## WRITTEN PROBLEM:
The records below must be transcribed exactly. Do not include the pictures.

Data extracted from a collection:
_____
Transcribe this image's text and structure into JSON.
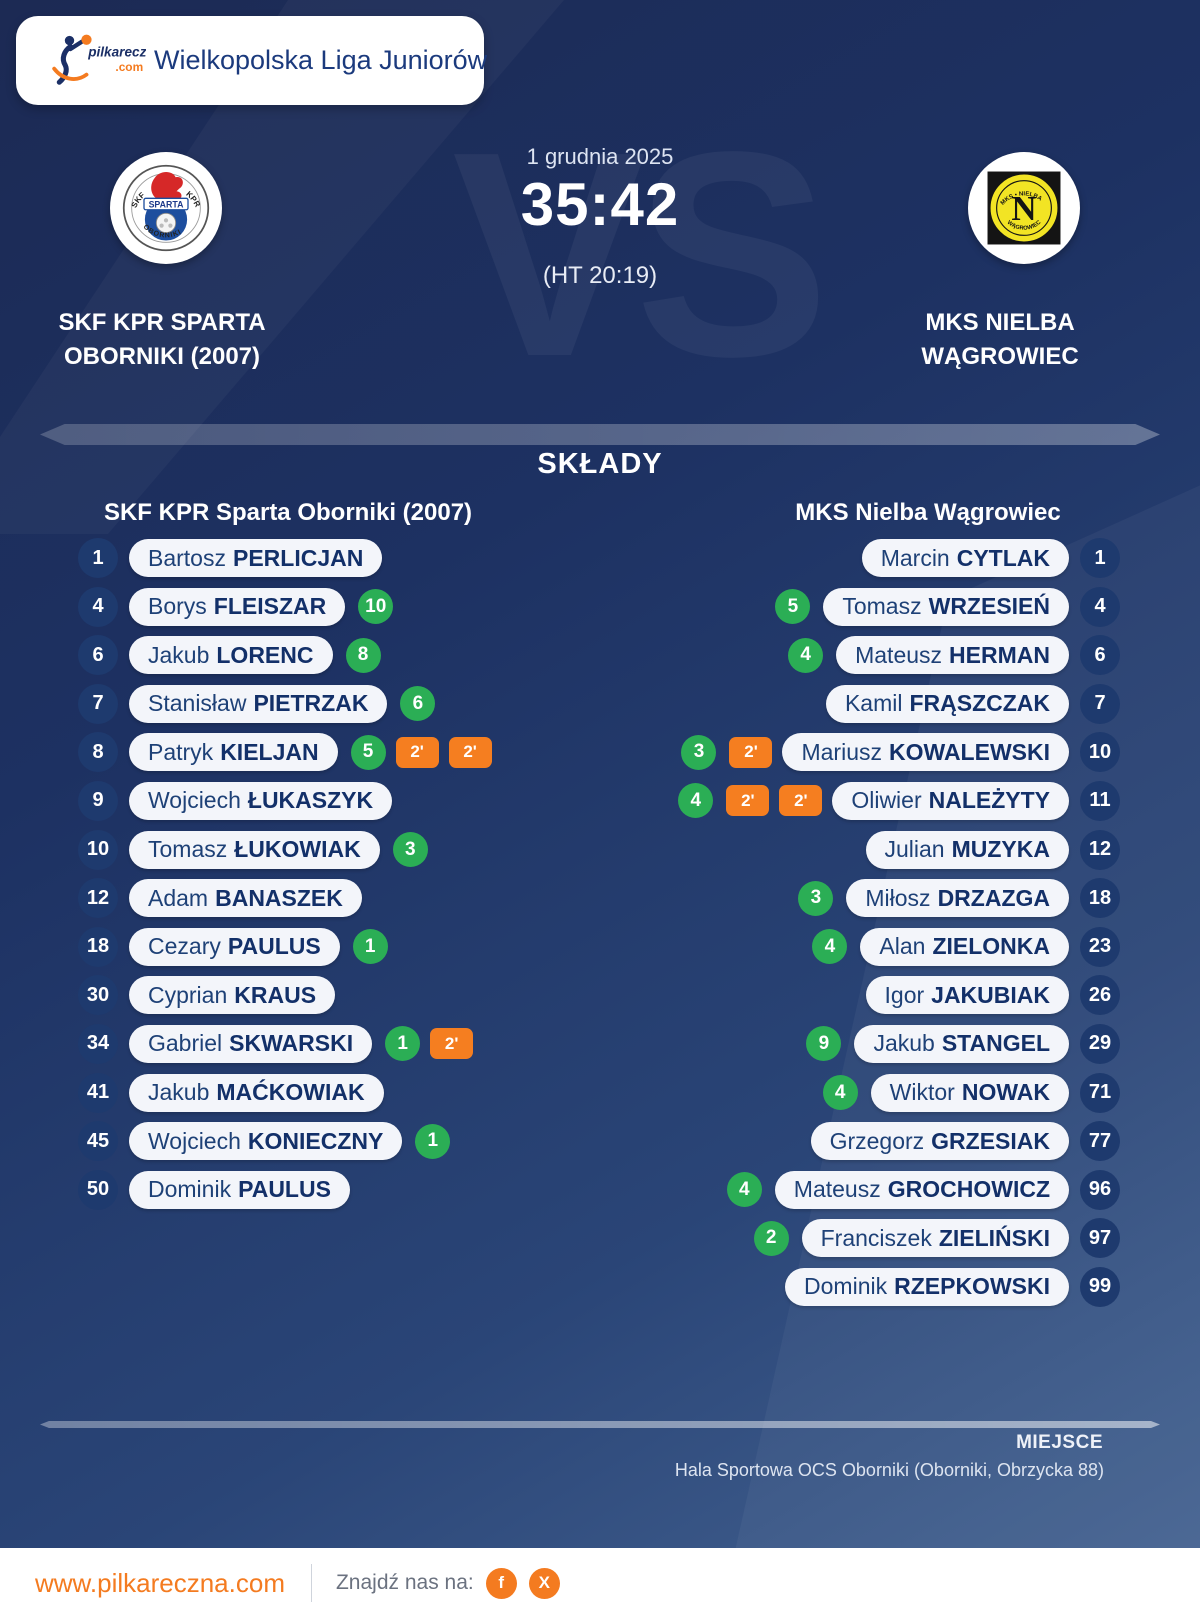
{
  "header": {
    "league_title": "Wielkopolska Liga Juniorów",
    "logo": {
      "name": "pilkareczna",
      "tld": ".com"
    }
  },
  "match": {
    "date": "1 grudnia 2025",
    "score": "35:42",
    "halftime": "(HT 20:19)",
    "vs_watermark": "VS",
    "home_team": {
      "name_line1": "SKF KPR SPARTA",
      "name_line2": "OBORNIKI (2007)",
      "badge": {
        "top_left": "SKF",
        "top_right": "KPR",
        "banner": "SPARTA",
        "bottom": "OBORNIKI"
      }
    },
    "away_team": {
      "name_line1": "MKS NIELBA",
      "name_line2": "WĄGROWIEC",
      "badge": {
        "top": "MKS • NIELBA",
        "center": "N",
        "bottom": "WĄGROWIEC"
      }
    }
  },
  "lineups": {
    "section_title": "SKŁADY",
    "home_header": "SKF KPR Sparta Oborniki (2007)",
    "away_header": "MKS Nielba Wągrowiec",
    "home_players": [
      {
        "number": "1",
        "first": "Bartosz",
        "last": "PERLICJAN",
        "goals": null,
        "suspensions": []
      },
      {
        "number": "4",
        "first": "Borys",
        "last": "FLEISZAR",
        "goals": 10,
        "suspensions": []
      },
      {
        "number": "6",
        "first": "Jakub",
        "last": "LORENC",
        "goals": 8,
        "suspensions": []
      },
      {
        "number": "7",
        "first": "Stanisław",
        "last": "PIETRZAK",
        "goals": 6,
        "suspensions": []
      },
      {
        "number": "8",
        "first": "Patryk",
        "last": "KIELJAN",
        "goals": 5,
        "suspensions": [
          "2'",
          "2'"
        ]
      },
      {
        "number": "9",
        "first": "Wojciech",
        "last": "ŁUKASZYK",
        "goals": null,
        "suspensions": []
      },
      {
        "number": "10",
        "first": "Tomasz",
        "last": "ŁUKOWIAK",
        "goals": 3,
        "suspensions": []
      },
      {
        "number": "12",
        "first": "Adam",
        "last": "BANASZEK",
        "goals": null,
        "suspensions": []
      },
      {
        "number": "18",
        "first": "Cezary",
        "last": "PAULUS",
        "goals": 1,
        "suspensions": []
      },
      {
        "number": "30",
        "first": "Cyprian",
        "last": "KRAUS",
        "goals": null,
        "suspensions": []
      },
      {
        "number": "34",
        "first": "Gabriel",
        "last": "SKWARSKI",
        "goals": 1,
        "suspensions": [
          "2'"
        ]
      },
      {
        "number": "41",
        "first": "Jakub",
        "last": "MAĆKOWIAK",
        "goals": null,
        "suspensions": []
      },
      {
        "number": "45",
        "first": "Wojciech",
        "last": "KONIECZNY",
        "goals": 1,
        "suspensions": []
      },
      {
        "number": "50",
        "first": "Dominik",
        "last": "PAULUS",
        "goals": null,
        "suspensions": []
      }
    ],
    "away_players": [
      {
        "number": "1",
        "first": "Marcin",
        "last": "CYTLAK",
        "goals": null,
        "suspensions": []
      },
      {
        "number": "4",
        "first": "Tomasz",
        "last": "WRZESIEŃ",
        "goals": 5,
        "suspensions": []
      },
      {
        "number": "6",
        "first": "Mateusz",
        "last": "HERMAN",
        "goals": 4,
        "suspensions": []
      },
      {
        "number": "7",
        "first": "Kamil",
        "last": "FRĄSZCZAK",
        "goals": null,
        "suspensions": []
      },
      {
        "number": "10",
        "first": "Mariusz",
        "last": "KOWALEWSKI",
        "goals": 3,
        "suspensions": [
          "2'"
        ]
      },
      {
        "number": "11",
        "first": "Oliwier",
        "last": "NALEŻYTY",
        "goals": 4,
        "suspensions": [
          "2'",
          "2'"
        ]
      },
      {
        "number": "12",
        "first": "Julian",
        "last": "MUZYKA",
        "goals": null,
        "suspensions": []
      },
      {
        "number": "18",
        "first": "Miłosz",
        "last": "DRZAZGA",
        "goals": 3,
        "suspensions": []
      },
      {
        "number": "23",
        "first": "Alan",
        "last": "ZIELONKA",
        "goals": 4,
        "suspensions": []
      },
      {
        "number": "26",
        "first": "Igor",
        "last": "JAKUBIAK",
        "goals": null,
        "suspensions": []
      },
      {
        "number": "29",
        "first": "Jakub",
        "last": "STANGEL",
        "goals": 9,
        "suspensions": []
      },
      {
        "number": "71",
        "first": "Wiktor",
        "last": "NOWAK",
        "goals": 4,
        "suspensions": []
      },
      {
        "number": "77",
        "first": "Grzegorz",
        "last": "GRZESIAK",
        "goals": null,
        "suspensions": []
      },
      {
        "number": "96",
        "first": "Mateusz",
        "last": "GROCHOWICZ",
        "goals": 4,
        "suspensions": []
      },
      {
        "number": "97",
        "first": "Franciszek",
        "last": "ZIELIŃSKI",
        "goals": 2,
        "suspensions": []
      },
      {
        "number": "99",
        "first": "Dominik",
        "last": "RZEPKOWSKI",
        "goals": null,
        "suspensions": []
      }
    ]
  },
  "venue": {
    "label": "MIEJSCE",
    "value": "Hala Sportowa OCS Oborniki (Oborniki, Obrzycka 88)"
  },
  "footer": {
    "website": "www.pilkareczna.com",
    "find_us_label": "Znajdź nas na:",
    "social": [
      {
        "icon": "facebook-icon",
        "glyph": "f"
      },
      {
        "icon": "x-twitter-icon",
        "glyph": "X"
      }
    ]
  },
  "colors": {
    "accent_orange": "#f47b20",
    "goal_green": "#2bae55",
    "suspension_orange": "#f57e20",
    "navy_text": "#133069",
    "page_navy": "#1d3162"
  }
}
_____
## SOLUTION:
Transcribe this image's text and structure into JSON.
{
  "header": {
    "league_title": "Wielkopolska Liga Juniorów",
    "logo": {
      "name": "pilkareczna",
      "tld": ".com"
    }
  },
  "match": {
    "date": "1 grudnia 2025",
    "score": "35:42",
    "halftime": "(HT 20:19)",
    "vs_watermark": "VS",
    "home_team": {
      "name_line1": "SKF KPR SPARTA",
      "name_line2": "OBORNIKI (2007)",
      "badge": {
        "top_left": "SKF",
        "top_right": "KPR",
        "banner": "SPARTA",
        "bottom": "OBORNIKI"
      }
    },
    "away_team": {
      "name_line1": "MKS NIELBA",
      "name_line2": "WĄGROWIEC",
      "badge": {
        "top": "MKS • NIELBA",
        "center": "N",
        "bottom": "WĄGROWIEC"
      }
    }
  },
  "lineups": {
    "section_title": "SKŁADY",
    "home_header": "SKF KPR Sparta Oborniki (2007)",
    "away_header": "MKS Nielba Wągrowiec",
    "home_players": [
      {
        "number": "1",
        "first": "Bartosz",
        "last": "PERLICJAN",
        "goals": null,
        "suspensions": []
      },
      {
        "number": "4",
        "first": "Borys",
        "last": "FLEISZAR",
        "goals": 10,
        "suspensions": []
      },
      {
        "number": "6",
        "first": "Jakub",
        "last": "LORENC",
        "goals": 8,
        "suspensions": []
      },
      {
        "number": "7",
        "first": "Stanisław",
        "last": "PIETRZAK",
        "goals": 6,
        "suspensions": []
      },
      {
        "number": "8",
        "first": "Patryk",
        "last": "KIELJAN",
        "goals": 5,
        "suspensions": [
          "2'",
          "2'"
        ]
      },
      {
        "number": "9",
        "first": "Wojciech",
        "last": "ŁUKASZYK",
        "goals": null,
        "suspensions": []
      },
      {
        "number": "10",
        "first": "Tomasz",
        "last": "ŁUKOWIAK",
        "goals": 3,
        "suspensions": []
      },
      {
        "number": "12",
        "first": "Adam",
        "last": "BANASZEK",
        "goals": null,
        "suspensions": []
      },
      {
        "number": "18",
        "first": "Cezary",
        "last": "PAULUS",
        "goals": 1,
        "suspensions": []
      },
      {
        "number": "30",
        "first": "Cyprian",
        "last": "KRAUS",
        "goals": null,
        "suspensions": []
      },
      {
        "number": "34",
        "first": "Gabriel",
        "last": "SKWARSKI",
        "goals": 1,
        "suspensions": [
          "2'"
        ]
      },
      {
        "number": "41",
        "first": "Jakub",
        "last": "MAĆKOWIAK",
        "goals": null,
        "suspensions": []
      },
      {
        "number": "45",
        "first": "Wojciech",
        "last": "KONIECZNY",
        "goals": 1,
        "suspensions": []
      },
      {
        "number": "50",
        "first": "Dominik",
        "last": "PAULUS",
        "goals": null,
        "suspensions": []
      }
    ],
    "away_players": [
      {
        "number": "1",
        "first": "Marcin",
        "last": "CYTLAK",
        "goals": null,
        "suspensions": []
      },
      {
        "number": "4",
        "first": "Tomasz",
        "last": "WRZESIEŃ",
        "goals": 5,
        "suspensions": []
      },
      {
        "number": "6",
        "first": "Mateusz",
        "last": "HERMAN",
        "goals": 4,
        "suspensions": []
      },
      {
        "number": "7",
        "first": "Kamil",
        "last": "FRĄSZCZAK",
        "goals": null,
        "suspensions": []
      },
      {
        "number": "10",
        "first": "Mariusz",
        "last": "KOWALEWSKI",
        "goals": 3,
        "suspensions": [
          "2'"
        ]
      },
      {
        "number": "11",
        "first": "Oliwier",
        "last": "NALEŻYTY",
        "goals": 4,
        "suspensions": [
          "2'",
          "2'"
        ]
      },
      {
        "number": "12",
        "first": "Julian",
        "last": "MUZYKA",
        "goals": null,
        "suspensions": []
      },
      {
        "number": "18",
        "first": "Miłosz",
        "last": "DRZAZGA",
        "goals": 3,
        "suspensions": []
      },
      {
        "number": "23",
        "first": "Alan",
        "last": "ZIELONKA",
        "goals": 4,
        "suspensions": []
      },
      {
        "number": "26",
        "first": "Igor",
        "last": "JAKUBIAK",
        "goals": null,
        "suspensions": []
      },
      {
        "number": "29",
        "first": "Jakub",
        "last": "STANGEL",
        "goals": 9,
        "suspensions": []
      },
      {
        "number": "71",
        "first": "Wiktor",
        "last": "NOWAK",
        "goals": 4,
        "suspensions": []
      },
      {
        "number": "77",
        "first": "Grzegorz",
        "last": "GRZESIAK",
        "goals": null,
        "suspensions": []
      },
      {
        "number": "96",
        "first": "Mateusz",
        "last": "GROCHOWICZ",
        "goals": 4,
        "suspensions": []
      },
      {
        "number": "97",
        "first": "Franciszek",
        "last": "ZIELIŃSKI",
        "goals": 2,
        "suspensions": []
      },
      {
        "number": "99",
        "first": "Dominik",
        "last": "RZEPKOWSKI",
        "goals": null,
        "suspensions": []
      }
    ]
  },
  "venue": {
    "label": "MIEJSCE",
    "value": "Hala Sportowa OCS Oborniki (Oborniki, Obrzycka 88)"
  },
  "footer": {
    "website": "www.pilkareczna.com",
    "find_us_label": "Znajdź nas na:",
    "social": [
      {
        "icon": "facebook-icon",
        "glyph": "f"
      },
      {
        "icon": "x-twitter-icon",
        "glyph": "X"
      }
    ]
  },
  "colors": {
    "accent_orange": "#f47b20",
    "goal_green": "#2bae55",
    "suspension_orange": "#f57e20",
    "navy_text": "#133069",
    "page_navy": "#1d3162"
  }
}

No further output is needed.